_What you have to do:_ Transcribe the listing verbatim. Do not carry over any pictures.
+++ The records
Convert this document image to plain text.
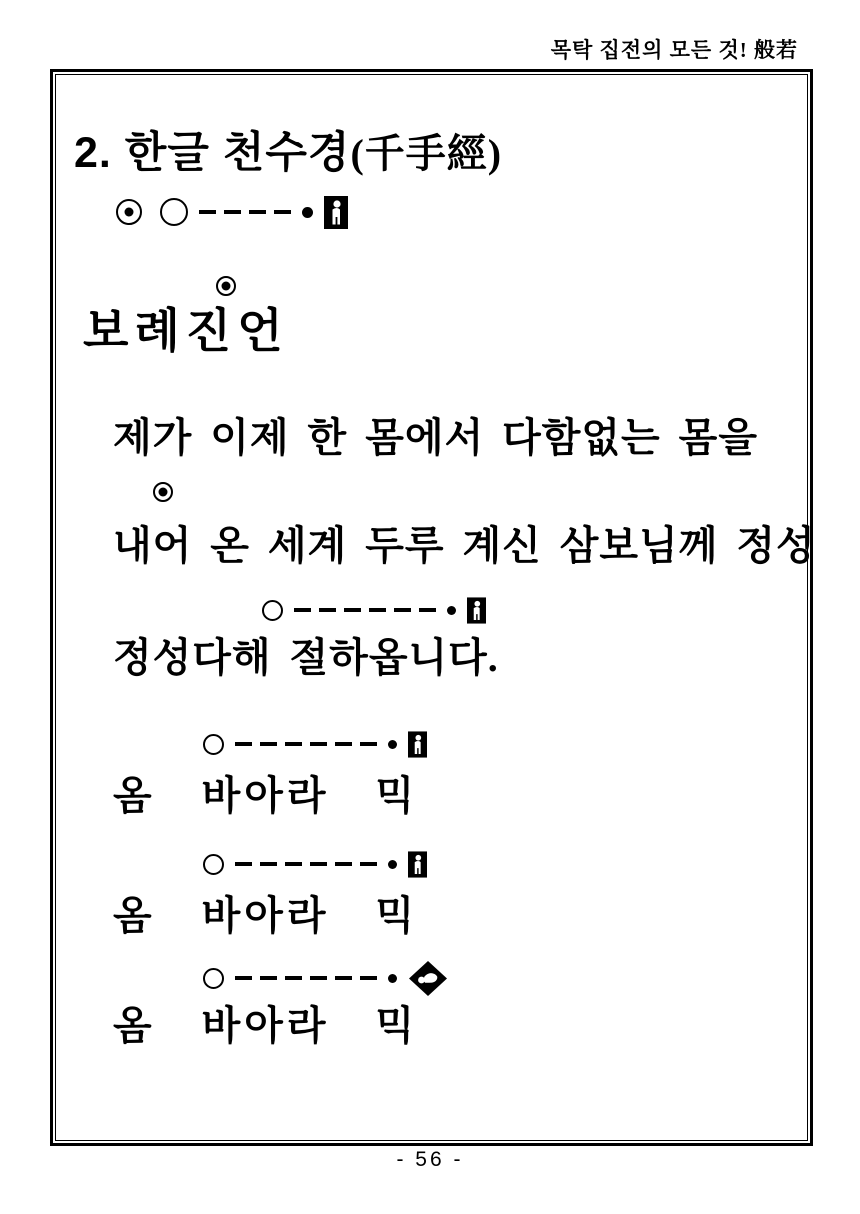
목탁 집전의 모든 것! 般若
2. 한글 천수경(千手經)
보례진언
제가 이제 한 몸에서 다함없는 몸을
내어 온 세계 두루 계신 삼보님께 정성
정성다해 절하옵니다.
옴 바아라 믹
옴 바아라 믹
옴 바아라 믹
- 56 -
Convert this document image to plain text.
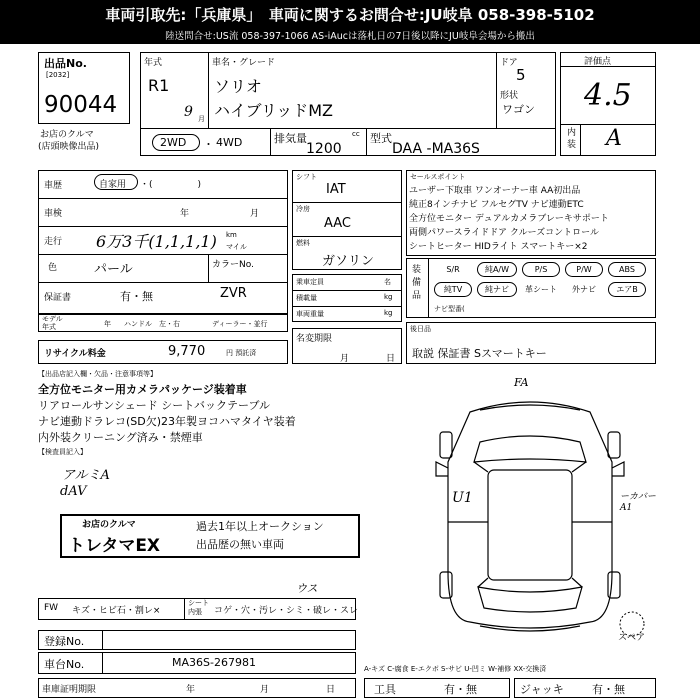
車両引取先:「兵庫県」　車両に関するお問合せ:JU岐阜 058-398-5102
陸送問合せ:US流 058-397-1066 AS-iAucは落札日の7日後以降にJU岐阜会場から搬出
出品No.
[2032]
90044
お店のクルマ
(店頭映像出品)
年式
R1
9 月
車名・グレード
ソリオ
ハイブリッドMZ
ドア
5
形状
ワゴン
2WD ・ 4WD	排気量	cc
1200
型式
DAA -MA36S
評価点
4.5
内
装 A
車歴	自家用 ・(　　　　　)
車検	年	月
走行 6万3千(1,1,1,1) km
マイル
色	パール	カラーNo.
保証書	有・無	ZVR
モデル
年式	年 ハンドル　左・右	ディーラー・並行
リサイクル料金	9,770	円 預託済
シフト
IAT
冷房
AAC
燃料
ガソリン
乗車定員	名
積載量	kg
車両重量	kg
名変期限
月	日
セールスポイント
ユーザー下取車 ワンオーナー車 AA初出品
純正8インチナビ フルセグTV ナビ連動ETC
全方位モニター デュアルカメラブレーキサポート
両側パワースライドドア クルーズコントロール
シートヒーター HIDライト スマートキー×2
装
備
品
S/R	純A/W	P/S	P/W	ABS
純TV	純ナビ	革シート	外ナビ	エアB
ナビ型番(
後日品
取説 保証書 Sスマートキー
【出品店記入欄・欠品・注意事項等】
全方位モニター用カメラパッケージ装着車
リアロールサンシェード シートバックテーブル
ナビ連動ドラレコ(SD欠)23年製ヨコハマタイヤ装着
内外装クリーニング済み・禁煙車
【検査員記入】
アルミA
dAV
お店のクルマ
トレタマEX
過去1年以上オークション
出品歴の無い車両
FA
U1	ーカバー
A1
スペア
FW キズ・ヒビ石・割レ×
シート
内張	コゲ・穴・汚レ・シミ・破レ・スレ
ウス
登録No.
車台No.	MA36S-267981	A-キズ C-腐食 E-エクボ S-サビ U-凹ミ W-補修 XX-交換済
車庫証明期限	年	月	日	工具	有・無	ジャッキ	有・無
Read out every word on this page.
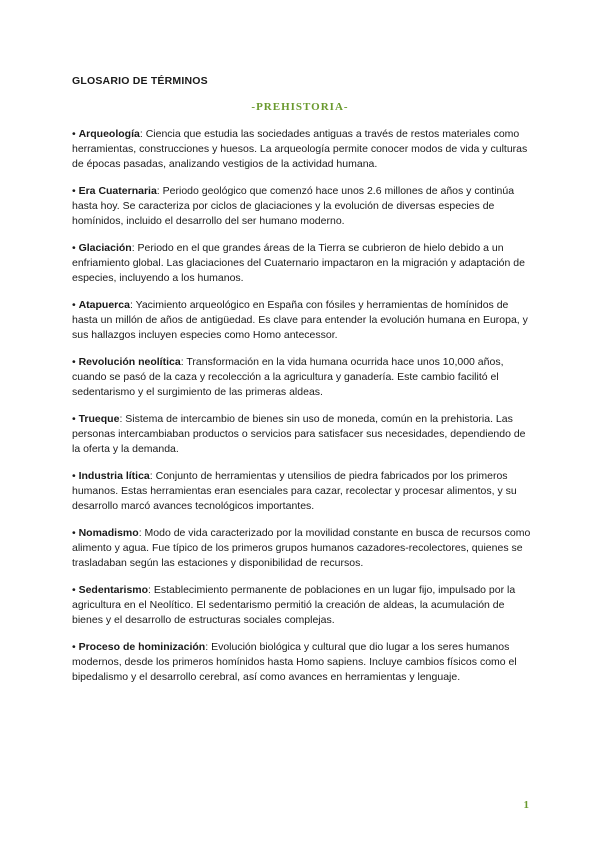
GLOSARIO DE TÉRMINOS
-PREHISTORIA-
• Arqueología: Ciencia que estudia las sociedades antiguas a través de restos materiales como herramientas, construcciones y huesos. La arqueología permite conocer modos de vida y culturas de épocas pasadas, analizando vestigios de la actividad humana.
• Era Cuaternaria: Periodo geológico que comenzó hace unos 2.6 millones de años y continúa hasta hoy. Se caracteriza por ciclos de glaciaciones y la evolución de diversas especies de homínidos, incluido el desarrollo del ser humano moderno.
• Glaciación: Periodo en el que grandes áreas de la Tierra se cubrieron de hielo debido a un enfriamiento global. Las glaciaciones del Cuaternario impactaron en la migración y adaptación de especies, incluyendo a los humanos.
• Atapuerca: Yacimiento arqueológico en España con fósiles y herramientas de homínidos de hasta un millón de años de antigüedad. Es clave para entender la evolución humana en Europa, y sus hallazgos incluyen especies como Homo antecessor.
• Revolución neolítica: Transformación en la vida humana ocurrida hace unos 10,000 años, cuando se pasó de la caza y recolección a la agricultura y ganadería. Este cambio facilitó el sedentarismo y el surgimiento de las primeras aldeas.
• Trueque: Sistema de intercambio de bienes sin uso de moneda, común en la prehistoria. Las personas intercambiaban productos o servicios para satisfacer sus necesidades, dependiendo de la oferta y la demanda.
• Industria lítica: Conjunto de herramientas y utensilios de piedra fabricados por los primeros humanos. Estas herramientas eran esenciales para cazar, recolectar y procesar alimentos, y su desarrollo marcó avances tecnológicos importantes.
• Nomadismo: Modo de vida caracterizado por la movilidad constante en busca de recursos como alimento y agua. Fue típico de los primeros grupos humanos cazadores-recolectores, quienes se trasladaban según las estaciones y disponibilidad de recursos.
• Sedentarismo: Establecimiento permanente de poblaciones en un lugar fijo, impulsado por la agricultura en el Neolítico. El sedentarismo permitió la creación de aldeas, la acumulación de bienes y el desarrollo de estructuras sociales complejas.
• Proceso de hominización: Evolución biológica y cultural que dio lugar a los seres humanos modernos, desde los primeros homínidos hasta Homo sapiens. Incluye cambios físicos como el bipedalismo y el desarrollo cerebral, así como avances en herramientas y lenguaje.
1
++++++
_Output:_
Convert this document image to plain text.
목탁 집전의 모든 것! 般若
2. 한글 천수경(千手經)
보례진언
제가 이제 한 몸에서 다함없는 몸을
내어 온 세계 두루 계신 삼보님께 정성
정성다해 절하옵니다.
옴 바아라 믹
옴 바아라 믹
옴 바아라 믹
- 56 -
Convert this document image to plain text.
車両引取先:「兵庫県」　車両に関するお問合せ:JU岐阜 058-398-5102
陸送問合せ:US流 058-397-1066 AS-iAucは落札日の7日後以降にJU岐阜会場から搬出
出品No.
[2032]
90044
お店のクルマ
(店頭映像出品)
年式
R1
9 月
車名・グレード
ソリオ
ハイブリッドMZ
ドア
5
形状
ワゴン
2WD ・ 4WD	排気量	cc
1200
型式
DAA -MA36S
評価点
4.5
内
装 A
車歴	自家用 ・(　　　　　)
車検	年	月
走行 6万3千(1,1,1,1) km
マイル
色	パール	カラーNo.
保証書	有・無	ZVR
モデル
年式	年 ハンドル　左・右	ディーラー・並行
リサイクル料金	9,770	円 預託済
シフト
IAT
冷房
AAC
燃料
ガソリン
乗車定員	名
積載量	kg
車両重量	kg
名変期限
月	日
セールスポイント
ユーザー下取車 ワンオーナー車 AA初出品
純正8インチナビ フルセグTV ナビ連動ETC
全方位モニター デュアルカメラブレーキサポート
両側パワースライドドア クルーズコントロール
シートヒーター HIDライト スマートキー×2
装
備
品
S/R	純A/W	P/S	P/W	ABS
純TV	純ナビ	革シート	外ナビ	エアB
ナビ型番(
後日品
取説 保証書 Sスマートキー
【出品店記入欄・欠品・注意事項等】
全方位モニター用カメラパッケージ装着車
リアロールサンシェード シートバックテーブル
ナビ連動ドラレコ(SD欠)23年製ヨコハマタイヤ装着
内外装クリーニング済み・禁煙車
【検査員記入】
アルミA
dAV
お店のクルマ
トレタマEX
過去1年以上オークション
出品歴の無い車両
FA
U1	ーカバー
A1
スペア
FW キズ・ヒビ石・割レ×
シート
内張	コゲ・穴・汚レ・シミ・破レ・スレ
ウス
登録No.
車台No.	MA36S-267981	A-キズ C-腐食 E-エクボ S-サビ U-凹ミ W-補修 XX-交換済
車庫証明期限	年	月	日	工具	有・無	ジャッキ	有・無
Read out every word on this page.
GLOSARIO DE TÉRMINOS
-PREHISTORIA-
• Arqueología: Ciencia que estudia las sociedades antiguas a través de restos materiales como herramientas, construcciones y huesos. La arqueología permite conocer modos de vida y culturas de épocas pasadas, analizando vestigios de la actividad humana.
• Era Cuaternaria: Periodo geológico que comenzó hace unos 2.6 millones de años y continúa hasta hoy. Se caracteriza por ciclos de glaciaciones y la evolución de diversas especies de homínidos, incluido el desarrollo del ser humano moderno.
• Glaciación: Periodo en el que grandes áreas de la Tierra se cubrieron de hielo debido a un enfriamiento global. Las glaciaciones del Cuaternario impactaron en la migración y adaptación de especies, incluyendo a los humanos.
• Atapuerca: Yacimiento arqueológico en España con fósiles y herramientas de homínidos de hasta un millón de años de antigüedad. Es clave para entender la evolución humana en Europa, y sus hallazgos incluyen especies como Homo antecessor.
• Revolución neolítica: Transformación en la vida humana ocurrida hace unos 10,000 años, cuando se pasó de la caza y recolección a la agricultura y ganadería. Este cambio facilitó el sedentarismo y el surgimiento de las primeras aldeas.
• Trueque: Sistema de intercambio de bienes sin uso de moneda, común en la prehistoria. Las personas intercambiaban productos o servicios para satisfacer sus necesidades, dependiendo de la oferta y la demanda.
• Industria lítica: Conjunto de herramientas y utensilios de piedra fabricados por los primeros humanos. Estas herramientas eran esenciales para cazar, recolectar y procesar alimentos, y su desarrollo marcó avances tecnológicos importantes.
• Nomadismo: Modo de vida caracterizado por la movilidad constante en busca de recursos como alimento y agua. Fue típico de los primeros grupos humanos cazadores-recolectores, quienes se trasladaban según las estaciones y disponibilidad de recursos.
• Sedentarismo: Establecimiento permanente de poblaciones en un lugar fijo, impulsado por la agricultura en el Neolítico. El sedentarismo permitió la creación de aldeas, la acumulación de bienes y el desarrollo de estructuras sociales complejas.
• Proceso de hominización: Evolución biológica y cultural que dio lugar a los seres humanos modernos, desde los primeros homínidos hasta Homo sapiens. Incluye cambios físicos como el bipedalismo y el desarrollo cerebral, así como avances en herramientas y lenguaje.
1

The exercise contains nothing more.